__WRITTEN EXERCISE__: Search the material for the word "suffix" and copy each line that holds it.

__DATA LISTING__:

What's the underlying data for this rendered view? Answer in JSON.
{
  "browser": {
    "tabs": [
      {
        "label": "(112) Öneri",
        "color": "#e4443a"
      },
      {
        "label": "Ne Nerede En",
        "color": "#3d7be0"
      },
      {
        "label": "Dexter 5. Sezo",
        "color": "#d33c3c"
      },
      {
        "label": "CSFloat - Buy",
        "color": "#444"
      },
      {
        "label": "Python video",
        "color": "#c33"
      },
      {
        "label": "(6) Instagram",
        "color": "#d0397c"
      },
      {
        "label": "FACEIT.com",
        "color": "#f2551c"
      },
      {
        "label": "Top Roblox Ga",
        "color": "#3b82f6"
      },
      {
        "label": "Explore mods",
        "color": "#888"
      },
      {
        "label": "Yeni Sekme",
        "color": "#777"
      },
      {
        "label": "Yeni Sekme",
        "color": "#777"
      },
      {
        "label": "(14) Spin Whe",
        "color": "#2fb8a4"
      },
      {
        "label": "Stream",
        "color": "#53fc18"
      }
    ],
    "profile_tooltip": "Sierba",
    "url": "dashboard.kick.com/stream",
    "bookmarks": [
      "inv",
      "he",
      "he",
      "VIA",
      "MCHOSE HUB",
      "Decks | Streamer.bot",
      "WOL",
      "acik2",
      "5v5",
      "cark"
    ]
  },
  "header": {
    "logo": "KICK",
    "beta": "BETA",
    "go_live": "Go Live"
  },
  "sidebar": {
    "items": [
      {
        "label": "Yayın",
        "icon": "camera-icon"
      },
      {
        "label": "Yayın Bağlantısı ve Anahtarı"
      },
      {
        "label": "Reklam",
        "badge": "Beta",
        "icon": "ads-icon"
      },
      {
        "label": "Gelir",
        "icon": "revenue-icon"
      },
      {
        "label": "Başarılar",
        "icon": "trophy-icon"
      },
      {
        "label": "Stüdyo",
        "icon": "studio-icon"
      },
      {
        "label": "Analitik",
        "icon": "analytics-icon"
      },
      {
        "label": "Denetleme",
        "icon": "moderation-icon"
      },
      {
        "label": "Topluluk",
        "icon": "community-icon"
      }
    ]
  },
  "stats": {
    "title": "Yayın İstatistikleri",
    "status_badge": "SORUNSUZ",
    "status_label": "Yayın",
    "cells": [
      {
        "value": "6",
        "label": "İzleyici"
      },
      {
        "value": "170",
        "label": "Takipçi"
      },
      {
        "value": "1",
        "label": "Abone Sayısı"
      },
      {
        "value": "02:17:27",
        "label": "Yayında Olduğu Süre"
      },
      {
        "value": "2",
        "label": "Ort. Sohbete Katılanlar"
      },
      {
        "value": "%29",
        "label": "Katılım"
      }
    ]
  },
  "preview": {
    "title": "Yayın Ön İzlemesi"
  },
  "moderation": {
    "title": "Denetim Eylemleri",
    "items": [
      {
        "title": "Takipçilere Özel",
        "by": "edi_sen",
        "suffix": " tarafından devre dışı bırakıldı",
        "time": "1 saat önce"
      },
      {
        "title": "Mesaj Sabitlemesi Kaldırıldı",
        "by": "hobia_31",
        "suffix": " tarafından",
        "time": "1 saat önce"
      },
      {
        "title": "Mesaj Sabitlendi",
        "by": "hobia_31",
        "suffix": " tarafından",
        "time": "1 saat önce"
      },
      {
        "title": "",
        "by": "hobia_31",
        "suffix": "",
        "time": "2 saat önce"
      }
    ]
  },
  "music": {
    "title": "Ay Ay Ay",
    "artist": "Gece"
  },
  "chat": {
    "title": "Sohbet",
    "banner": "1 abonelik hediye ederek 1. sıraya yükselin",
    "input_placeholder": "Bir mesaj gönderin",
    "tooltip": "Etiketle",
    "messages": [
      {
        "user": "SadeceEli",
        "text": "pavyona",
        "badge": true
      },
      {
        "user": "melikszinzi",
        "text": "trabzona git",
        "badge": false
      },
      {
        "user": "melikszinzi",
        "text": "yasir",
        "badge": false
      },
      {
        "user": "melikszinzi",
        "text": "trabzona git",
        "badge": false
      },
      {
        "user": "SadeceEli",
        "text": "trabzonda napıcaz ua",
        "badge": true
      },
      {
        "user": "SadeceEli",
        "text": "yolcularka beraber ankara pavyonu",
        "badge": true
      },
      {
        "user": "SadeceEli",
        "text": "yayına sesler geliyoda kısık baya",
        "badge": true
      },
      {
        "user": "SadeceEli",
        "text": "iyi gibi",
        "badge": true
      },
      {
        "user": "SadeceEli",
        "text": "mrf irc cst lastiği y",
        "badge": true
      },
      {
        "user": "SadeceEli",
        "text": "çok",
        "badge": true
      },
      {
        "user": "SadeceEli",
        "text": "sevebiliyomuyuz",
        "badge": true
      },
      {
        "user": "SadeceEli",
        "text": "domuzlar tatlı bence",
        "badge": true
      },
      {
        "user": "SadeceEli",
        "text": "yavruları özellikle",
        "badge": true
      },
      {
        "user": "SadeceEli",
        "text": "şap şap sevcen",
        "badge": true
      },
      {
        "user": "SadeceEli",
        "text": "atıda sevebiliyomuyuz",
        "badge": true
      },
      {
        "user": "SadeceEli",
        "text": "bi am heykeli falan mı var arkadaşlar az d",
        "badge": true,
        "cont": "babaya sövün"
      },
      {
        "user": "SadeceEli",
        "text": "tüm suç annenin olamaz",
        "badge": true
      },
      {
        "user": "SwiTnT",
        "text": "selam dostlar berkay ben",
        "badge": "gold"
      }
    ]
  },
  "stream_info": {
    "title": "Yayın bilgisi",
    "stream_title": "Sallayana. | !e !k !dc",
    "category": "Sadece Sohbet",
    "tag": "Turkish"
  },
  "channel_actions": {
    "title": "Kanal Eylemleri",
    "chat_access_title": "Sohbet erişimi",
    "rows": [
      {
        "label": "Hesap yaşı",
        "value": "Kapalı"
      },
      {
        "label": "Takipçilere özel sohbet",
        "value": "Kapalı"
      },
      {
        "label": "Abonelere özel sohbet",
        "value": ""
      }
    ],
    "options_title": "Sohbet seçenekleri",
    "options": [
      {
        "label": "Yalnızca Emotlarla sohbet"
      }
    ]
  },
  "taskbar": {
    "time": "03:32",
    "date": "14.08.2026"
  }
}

__ANSWER TO THIS EXERCISE__:
        "suffix": " tarafından devre dışı bırakıldı",
        "suffix": " tarafından",
        "suffix": " tarafından",
        "suffix": "",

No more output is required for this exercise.